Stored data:

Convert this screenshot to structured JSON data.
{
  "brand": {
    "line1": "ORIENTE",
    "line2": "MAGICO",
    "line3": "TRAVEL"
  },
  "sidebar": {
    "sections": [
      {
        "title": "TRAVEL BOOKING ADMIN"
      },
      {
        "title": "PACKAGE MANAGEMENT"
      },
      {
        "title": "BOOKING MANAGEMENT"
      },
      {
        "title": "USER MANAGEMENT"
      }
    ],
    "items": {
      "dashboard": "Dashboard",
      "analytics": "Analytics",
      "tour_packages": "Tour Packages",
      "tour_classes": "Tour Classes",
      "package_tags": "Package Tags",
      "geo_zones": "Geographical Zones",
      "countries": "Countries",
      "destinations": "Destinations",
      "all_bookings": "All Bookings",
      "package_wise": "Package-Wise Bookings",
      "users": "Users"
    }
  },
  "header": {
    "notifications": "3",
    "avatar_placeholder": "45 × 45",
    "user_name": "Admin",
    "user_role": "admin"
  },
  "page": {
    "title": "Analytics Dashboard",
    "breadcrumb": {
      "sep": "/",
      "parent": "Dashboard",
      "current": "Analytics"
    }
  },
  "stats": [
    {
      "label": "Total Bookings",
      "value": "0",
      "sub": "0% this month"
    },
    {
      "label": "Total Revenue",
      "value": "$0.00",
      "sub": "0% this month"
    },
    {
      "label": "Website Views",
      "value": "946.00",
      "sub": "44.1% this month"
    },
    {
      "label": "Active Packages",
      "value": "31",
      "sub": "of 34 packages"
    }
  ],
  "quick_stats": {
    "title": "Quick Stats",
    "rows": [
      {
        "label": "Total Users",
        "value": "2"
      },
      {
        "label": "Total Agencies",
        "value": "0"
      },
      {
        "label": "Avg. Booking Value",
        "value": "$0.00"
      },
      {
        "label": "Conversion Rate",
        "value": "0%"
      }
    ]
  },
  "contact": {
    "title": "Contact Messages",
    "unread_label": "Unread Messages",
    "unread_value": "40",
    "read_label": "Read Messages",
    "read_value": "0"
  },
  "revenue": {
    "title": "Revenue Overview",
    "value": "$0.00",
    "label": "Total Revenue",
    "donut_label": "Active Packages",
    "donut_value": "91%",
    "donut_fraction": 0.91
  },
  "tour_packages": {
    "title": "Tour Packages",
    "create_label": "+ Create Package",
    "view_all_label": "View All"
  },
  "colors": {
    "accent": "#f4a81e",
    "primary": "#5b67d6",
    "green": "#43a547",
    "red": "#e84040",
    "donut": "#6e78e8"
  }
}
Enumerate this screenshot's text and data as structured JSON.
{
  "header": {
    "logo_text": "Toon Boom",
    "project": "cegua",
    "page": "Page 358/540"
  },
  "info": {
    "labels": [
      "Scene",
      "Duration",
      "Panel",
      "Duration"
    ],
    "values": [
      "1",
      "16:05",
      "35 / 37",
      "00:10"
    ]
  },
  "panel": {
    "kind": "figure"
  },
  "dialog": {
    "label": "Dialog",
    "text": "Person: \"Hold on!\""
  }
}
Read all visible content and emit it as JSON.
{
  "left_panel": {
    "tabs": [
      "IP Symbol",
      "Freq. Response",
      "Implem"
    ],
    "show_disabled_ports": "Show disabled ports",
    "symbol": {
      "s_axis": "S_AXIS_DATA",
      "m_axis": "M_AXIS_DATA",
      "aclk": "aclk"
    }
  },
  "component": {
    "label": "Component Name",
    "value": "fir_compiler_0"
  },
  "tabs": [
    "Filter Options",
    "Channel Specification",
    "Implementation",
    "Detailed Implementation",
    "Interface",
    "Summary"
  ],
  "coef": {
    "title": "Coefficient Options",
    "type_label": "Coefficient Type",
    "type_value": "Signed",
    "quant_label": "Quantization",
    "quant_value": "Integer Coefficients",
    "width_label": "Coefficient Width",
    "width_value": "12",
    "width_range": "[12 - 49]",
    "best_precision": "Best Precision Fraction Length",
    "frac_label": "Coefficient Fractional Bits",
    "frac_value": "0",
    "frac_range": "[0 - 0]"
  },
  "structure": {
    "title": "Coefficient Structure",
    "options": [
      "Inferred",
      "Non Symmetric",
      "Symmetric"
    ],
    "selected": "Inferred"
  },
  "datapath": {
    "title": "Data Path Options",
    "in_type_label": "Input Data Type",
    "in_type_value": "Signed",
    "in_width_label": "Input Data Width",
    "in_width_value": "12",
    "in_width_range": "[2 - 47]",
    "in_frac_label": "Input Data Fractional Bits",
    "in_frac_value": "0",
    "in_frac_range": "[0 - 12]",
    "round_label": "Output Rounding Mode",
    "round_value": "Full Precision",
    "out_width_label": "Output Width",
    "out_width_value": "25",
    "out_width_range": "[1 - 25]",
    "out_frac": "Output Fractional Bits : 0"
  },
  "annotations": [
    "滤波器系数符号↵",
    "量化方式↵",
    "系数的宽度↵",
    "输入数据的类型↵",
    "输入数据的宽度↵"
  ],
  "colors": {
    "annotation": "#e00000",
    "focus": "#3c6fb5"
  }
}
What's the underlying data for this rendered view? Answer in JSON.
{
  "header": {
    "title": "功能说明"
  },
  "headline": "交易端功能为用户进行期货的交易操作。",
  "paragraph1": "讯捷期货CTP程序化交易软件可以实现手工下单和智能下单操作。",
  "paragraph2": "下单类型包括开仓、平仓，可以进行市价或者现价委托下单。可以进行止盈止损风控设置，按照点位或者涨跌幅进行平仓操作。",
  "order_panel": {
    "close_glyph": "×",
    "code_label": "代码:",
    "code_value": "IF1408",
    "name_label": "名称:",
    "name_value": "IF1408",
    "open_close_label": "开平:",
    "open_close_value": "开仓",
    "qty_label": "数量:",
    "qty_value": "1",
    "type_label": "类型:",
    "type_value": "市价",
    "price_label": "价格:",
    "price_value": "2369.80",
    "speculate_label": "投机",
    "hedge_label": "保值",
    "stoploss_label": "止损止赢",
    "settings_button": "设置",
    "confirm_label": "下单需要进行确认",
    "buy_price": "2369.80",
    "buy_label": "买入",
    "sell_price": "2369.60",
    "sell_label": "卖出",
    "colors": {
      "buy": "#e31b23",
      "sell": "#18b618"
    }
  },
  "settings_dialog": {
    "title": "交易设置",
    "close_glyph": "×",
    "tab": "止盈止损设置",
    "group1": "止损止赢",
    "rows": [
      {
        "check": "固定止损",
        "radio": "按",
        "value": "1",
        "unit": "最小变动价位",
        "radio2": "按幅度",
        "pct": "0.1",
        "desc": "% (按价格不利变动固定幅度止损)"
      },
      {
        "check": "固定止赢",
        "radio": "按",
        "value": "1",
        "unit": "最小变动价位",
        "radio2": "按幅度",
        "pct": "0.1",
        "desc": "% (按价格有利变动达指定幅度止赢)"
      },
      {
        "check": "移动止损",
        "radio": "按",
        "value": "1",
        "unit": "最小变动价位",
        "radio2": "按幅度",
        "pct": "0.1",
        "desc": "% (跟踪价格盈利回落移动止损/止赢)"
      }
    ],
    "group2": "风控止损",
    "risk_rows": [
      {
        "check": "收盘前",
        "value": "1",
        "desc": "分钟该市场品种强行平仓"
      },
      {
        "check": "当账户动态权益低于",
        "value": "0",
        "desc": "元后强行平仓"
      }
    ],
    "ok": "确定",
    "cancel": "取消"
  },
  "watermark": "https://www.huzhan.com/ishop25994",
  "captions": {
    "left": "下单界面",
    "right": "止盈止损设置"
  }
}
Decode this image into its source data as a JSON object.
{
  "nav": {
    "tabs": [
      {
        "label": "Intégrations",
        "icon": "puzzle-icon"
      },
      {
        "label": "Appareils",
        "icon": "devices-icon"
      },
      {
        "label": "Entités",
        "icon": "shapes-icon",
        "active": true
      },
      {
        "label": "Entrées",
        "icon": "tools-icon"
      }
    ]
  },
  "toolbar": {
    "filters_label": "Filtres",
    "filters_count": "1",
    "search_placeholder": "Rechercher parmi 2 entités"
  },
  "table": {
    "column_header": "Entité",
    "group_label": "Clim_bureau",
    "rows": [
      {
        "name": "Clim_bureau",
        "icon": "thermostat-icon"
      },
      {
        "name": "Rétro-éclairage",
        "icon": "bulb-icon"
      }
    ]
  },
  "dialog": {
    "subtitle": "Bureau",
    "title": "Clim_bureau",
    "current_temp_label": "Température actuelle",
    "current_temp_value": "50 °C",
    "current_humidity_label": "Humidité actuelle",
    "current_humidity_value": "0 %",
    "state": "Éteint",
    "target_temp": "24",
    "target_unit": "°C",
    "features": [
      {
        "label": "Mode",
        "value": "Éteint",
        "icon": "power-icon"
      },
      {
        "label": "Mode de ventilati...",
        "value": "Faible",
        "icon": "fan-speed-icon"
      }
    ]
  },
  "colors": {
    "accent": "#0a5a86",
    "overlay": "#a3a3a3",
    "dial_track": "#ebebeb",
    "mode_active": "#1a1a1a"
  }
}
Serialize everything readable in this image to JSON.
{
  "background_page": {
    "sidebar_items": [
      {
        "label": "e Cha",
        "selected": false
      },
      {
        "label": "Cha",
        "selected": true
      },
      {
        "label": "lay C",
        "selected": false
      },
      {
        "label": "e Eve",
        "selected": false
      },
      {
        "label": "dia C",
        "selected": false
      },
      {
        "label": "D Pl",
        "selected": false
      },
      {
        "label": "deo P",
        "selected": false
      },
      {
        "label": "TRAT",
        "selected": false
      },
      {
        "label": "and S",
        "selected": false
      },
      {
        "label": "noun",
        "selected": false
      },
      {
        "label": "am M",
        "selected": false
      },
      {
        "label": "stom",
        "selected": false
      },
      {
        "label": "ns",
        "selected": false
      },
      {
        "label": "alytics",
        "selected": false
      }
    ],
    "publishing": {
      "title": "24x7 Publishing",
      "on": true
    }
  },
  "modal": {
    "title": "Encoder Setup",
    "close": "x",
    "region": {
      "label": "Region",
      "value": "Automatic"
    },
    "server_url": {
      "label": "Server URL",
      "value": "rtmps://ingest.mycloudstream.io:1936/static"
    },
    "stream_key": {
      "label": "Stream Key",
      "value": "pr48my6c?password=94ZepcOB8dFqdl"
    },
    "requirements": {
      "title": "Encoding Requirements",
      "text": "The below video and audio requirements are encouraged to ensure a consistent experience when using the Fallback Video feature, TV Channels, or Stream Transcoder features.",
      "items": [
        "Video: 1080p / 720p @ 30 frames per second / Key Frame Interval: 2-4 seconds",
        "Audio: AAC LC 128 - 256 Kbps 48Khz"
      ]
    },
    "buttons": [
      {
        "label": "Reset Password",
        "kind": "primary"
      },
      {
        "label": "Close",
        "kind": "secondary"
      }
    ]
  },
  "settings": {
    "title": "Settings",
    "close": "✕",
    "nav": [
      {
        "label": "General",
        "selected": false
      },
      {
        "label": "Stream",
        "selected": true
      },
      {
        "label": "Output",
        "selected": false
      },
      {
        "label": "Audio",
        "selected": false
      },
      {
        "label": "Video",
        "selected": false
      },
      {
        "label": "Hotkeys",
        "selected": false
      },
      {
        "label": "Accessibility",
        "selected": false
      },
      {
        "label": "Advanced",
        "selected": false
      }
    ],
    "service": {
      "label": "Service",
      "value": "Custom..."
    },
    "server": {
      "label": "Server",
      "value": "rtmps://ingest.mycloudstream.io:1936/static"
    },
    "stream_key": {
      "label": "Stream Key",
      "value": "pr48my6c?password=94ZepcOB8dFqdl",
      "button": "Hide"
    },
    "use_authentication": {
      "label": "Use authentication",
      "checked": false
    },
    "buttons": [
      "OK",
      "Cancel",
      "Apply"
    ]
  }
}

[INSTRUCTIONS TO FOLLOW]
Across the data, tally the lines containing "image" and give back the number alone.

[SOLVED EXERCISE]
2